━━ Selected extract ━━
Merge lp:~laurynas-biveinis/percona-server/i-s-temp-tables-fixes-5.1 into lp:percona-server/5.1

Proposed by Laurynas Biveinis
Status: Work in progress
Proposed branch: lp:~laurynas-biveinis/percona-server/i-s-temp-tables-fixes-5.1
Merge into: lp:percona-server/5.1
Diff against target: 151 lines (+50/-23)
2 files modified
Percona-Server/sql/sql_show.cc (+46/-23)
Percona-Server/storage/innodb_plugin/handler/ha_innodb.cc (+4/-0)
To merge this branch: bzr merge lp:~laurynas-biveinis/percona-server/i-s-temp-tables-fixes-5.1
Reviewer Review Type Date Requested Status
Alexey Kopytov (community) Needs Fixing
Laurynas Biveinis (community) Needs Fixing
Review via email: mp+185493@code.launchpad.net

Description of the change

No BT or ST but QA blocker.

Fix three INFORMATION_SCHEMA.TEMPORARY_TABLES and
INFORMATION_SCHEMA.GLOBAL_TEMPORARY_TABLES bugs:

- bug 1222709 (Bug 951588 fix needs revert and re-fixing);
- bug 1113388 (field.cc:3822: virtual longlong Field_long::val_int():
  Assertion `table->in_use == _current_thd()' failed);
- bug 1223335 (fill_temporary_tables() does not protect
  thd->temporary_tables access with LOCK_temporary_tables).
━━━
▸ **Request a**
In the records, copy out the lines exactly, starting with the line that contains "ytick-label-plzl-4: 10000 <box>976" and going on through the line that contains "data-point-plzl-25 <box>654 194 656 196</box>".
━━ Records provided ━━
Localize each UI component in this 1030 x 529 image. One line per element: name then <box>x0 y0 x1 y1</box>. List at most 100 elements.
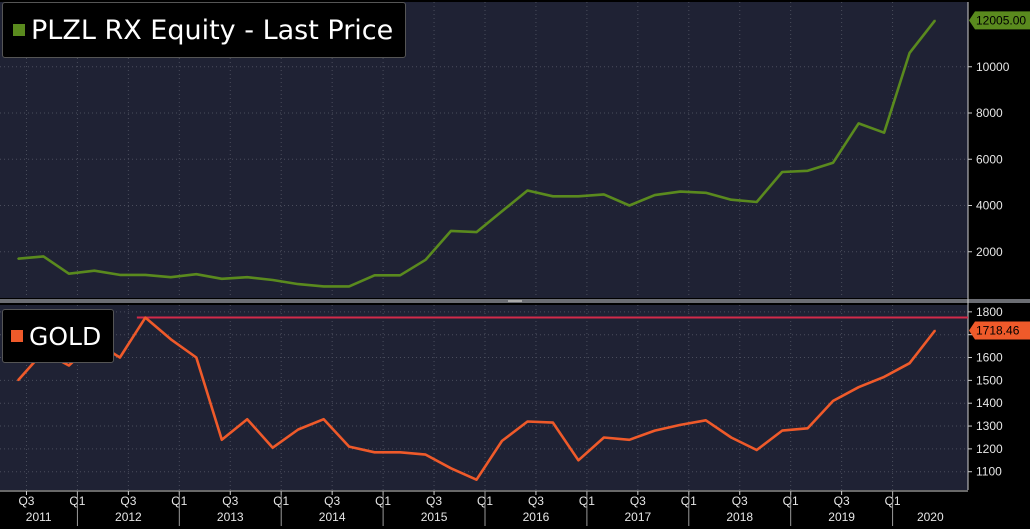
ytick-label-plzl-4: 10000 <box>976 60 1010 74</box>
data-point-plzl-16 <box>424 259 427 261</box>
xtick-label-10: Q3 <box>528 494 544 508</box>
last-value-tag-bg-plzl <box>969 11 1030 30</box>
data-point-gold-22 <box>577 459 580 462</box>
data-point-plzl-34 <box>883 131 885 134</box>
data-point-plzl-30 <box>781 171 783 173</box>
data-point-gold-4 <box>119 356 121 359</box>
data-point-plzl-28 <box>730 198 733 201</box>
data-point-gold-33 <box>857 386 860 389</box>
data-point-plzl-7 <box>195 273 198 275</box>
xtick-label-6: Q3 <box>324 494 340 508</box>
data-point-gold-35 <box>908 362 911 365</box>
ytick-label-plzl-3: 8000 <box>976 106 1003 120</box>
year-label-7: 2018 <box>726 510 753 524</box>
data-point-gold-6 <box>170 338 172 341</box>
data-point-gold-28 <box>730 436 733 439</box>
data-point-gold-7 <box>195 356 198 359</box>
data-point-gold-30 <box>781 429 783 432</box>
data-point-plzl-2 <box>68 272 70 275</box>
data-point-plzl-25 <box>654 194 656 196</box>
last-value-label-gold: 1718.46 <box>976 323 1020 337</box>
data-point-gold-34 <box>883 376 885 378</box>
data-point-gold-15 <box>399 451 401 454</box>
data-point-gold-10 <box>271 446 274 449</box>
ytick-label-gold-7: 1800 <box>976 305 1003 319</box>
x-axis-band <box>0 490 1030 529</box>
last-value-tag-plzl: 12005.00 <box>969 11 1030 30</box>
data-point-plzl-5 <box>144 274 147 276</box>
data-point-gold-20 <box>526 420 529 423</box>
data-point-plzl-8 <box>220 278 223 280</box>
data-point-plzl-4 <box>119 274 121 276</box>
ytick-label-gold-1: 1200 <box>976 442 1003 456</box>
data-point-plzl-11 <box>297 283 299 285</box>
ytick-label-gold-4: 1500 <box>976 373 1003 387</box>
data-point-gold-12 <box>322 418 325 420</box>
data-point-plzl-13 <box>348 285 350 288</box>
data-point-gold-18 <box>475 478 478 481</box>
year-label-2: 2013 <box>217 510 244 524</box>
data-point-plzl-23 <box>603 193 605 196</box>
data-point-gold-14 <box>373 451 376 454</box>
data-point-plzl-27 <box>704 191 707 194</box>
data-point-plzl-22 <box>577 195 580 198</box>
data-point-plzl-33 <box>857 122 860 125</box>
data-point-plzl-9 <box>246 276 249 278</box>
year-label-4: 2015 <box>421 510 448 524</box>
data-point-gold-24 <box>628 438 631 441</box>
data-point-gold-31 <box>806 427 809 430</box>
data-point-gold-17 <box>450 467 452 470</box>
ytick-label-gold-3: 1400 <box>976 396 1003 410</box>
year-label-1: 2012 <box>115 510 142 524</box>
data-point-gold-0 <box>17 379 19 382</box>
data-point-plzl-18 <box>475 231 478 233</box>
data-point-gold-23 <box>603 436 605 439</box>
year-label-8: 2019 <box>828 510 855 524</box>
data-point-plzl-17 <box>450 230 452 232</box>
ytick-label-plzl-2: 6000 <box>976 152 1003 166</box>
data-point-gold-9 <box>246 418 249 420</box>
data-point-gold-5 <box>144 316 147 319</box>
data-point-plzl-31 <box>806 170 809 172</box>
xtick-label-12: Q3 <box>630 494 646 508</box>
data-point-plzl-29 <box>755 201 758 203</box>
year-label-9: 2020 <box>917 510 944 524</box>
ytick-label-plzl-0: 2000 <box>976 245 1003 259</box>
xtick-label-0: Q3 <box>18 494 34 508</box>
data-point-plzl-0 <box>17 257 19 260</box>
data-point-plzl-36 <box>934 19 936 22</box>
xtick-label-2: Q3 <box>120 494 136 508</box>
last-value-label-plzl: 12005.00 <box>976 13 1026 27</box>
year-label-3: 2014 <box>319 510 346 524</box>
data-point-gold-26 <box>679 424 682 426</box>
legend-plzl: PLZL RX Equity - Last Price <box>2 2 407 58</box>
data-point-gold-2 <box>68 364 70 367</box>
panel-resize-handle <box>508 300 522 302</box>
last-value-tag-gold: 1718.46 <box>969 321 1030 340</box>
data-point-gold-29 <box>755 449 758 451</box>
data-point-plzl-35 <box>908 52 911 54</box>
legend-label-gold: GOLD <box>29 321 102 351</box>
xtick-label-8: Q3 <box>426 494 442 508</box>
data-point-gold-19 <box>501 440 503 442</box>
data-point-plzl-6 <box>170 276 172 278</box>
xtick-label-16: Q3 <box>834 494 850 508</box>
data-point-gold-13 <box>348 445 350 448</box>
year-label-0: 2011 <box>26 510 52 524</box>
xtick-label-4: Q3 <box>222 494 238 508</box>
data-point-plzl-3 <box>93 269 96 272</box>
last-value-tag-bg-gold <box>969 321 1030 340</box>
data-point-gold-36 <box>934 329 936 332</box>
data-point-plzl-15 <box>399 274 401 277</box>
data-point-gold-21 <box>552 421 554 424</box>
data-point-gold-25 <box>654 429 656 432</box>
year-label-5: 2016 <box>523 510 550 524</box>
legend-label-plzl: PLZL RX Equity - Last Price <box>31 14 394 46</box>
data-point-plzl-19 <box>501 210 503 213</box>
data-point-gold-27 <box>704 419 707 422</box>
ytick-label-gold-2: 1300 <box>976 419 1003 433</box>
legend-gold: GOLD <box>2 309 115 363</box>
data-point-plzl-21 <box>552 195 554 198</box>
━━━
▸ **Request b**
According to the merge proposal, how many lines does the diff against the target contain?

▸ **Task result a**
ytick-label-plzl-4: 10000 <box>976 60 1010 74</box>
data-point-plzl-16 <box>424 259 427 261</box>
xtick-label-10: Q3 <box>528 494 544 508</box>
last-value-tag-bg-plzl <box>969 11 1030 30</box>
data-point-gold-22 <box>577 459 580 462</box>
data-point-plzl-34 <box>883 131 885 134</box>
data-point-plzl-30 <box>781 171 783 173</box>
data-point-gold-4 <box>119 356 121 359</box>
data-point-plzl-28 <box>730 198 733 201</box>
data-point-gold-33 <box>857 386 860 389</box>
data-point-plzl-7 <box>195 273 198 275</box>
xtick-label-6: Q3 <box>324 494 340 508</box>
data-point-gold-35 <box>908 362 911 365</box>
ytick-label-plzl-3: 8000 <box>976 106 1003 120</box>
year-label-7: 2018 <box>726 510 753 524</box>
data-point-gold-6 <box>170 338 172 341</box>
data-point-gold-28 <box>730 436 733 439</box>
data-point-gold-7 <box>195 356 198 359</box>
data-point-gold-30 <box>781 429 783 432</box>
data-point-plzl-2 <box>68 272 70 275</box>
data-point-plzl-25 <box>654 194 656 196</box>

▸ **Task result b**
151 lines (+50/-23)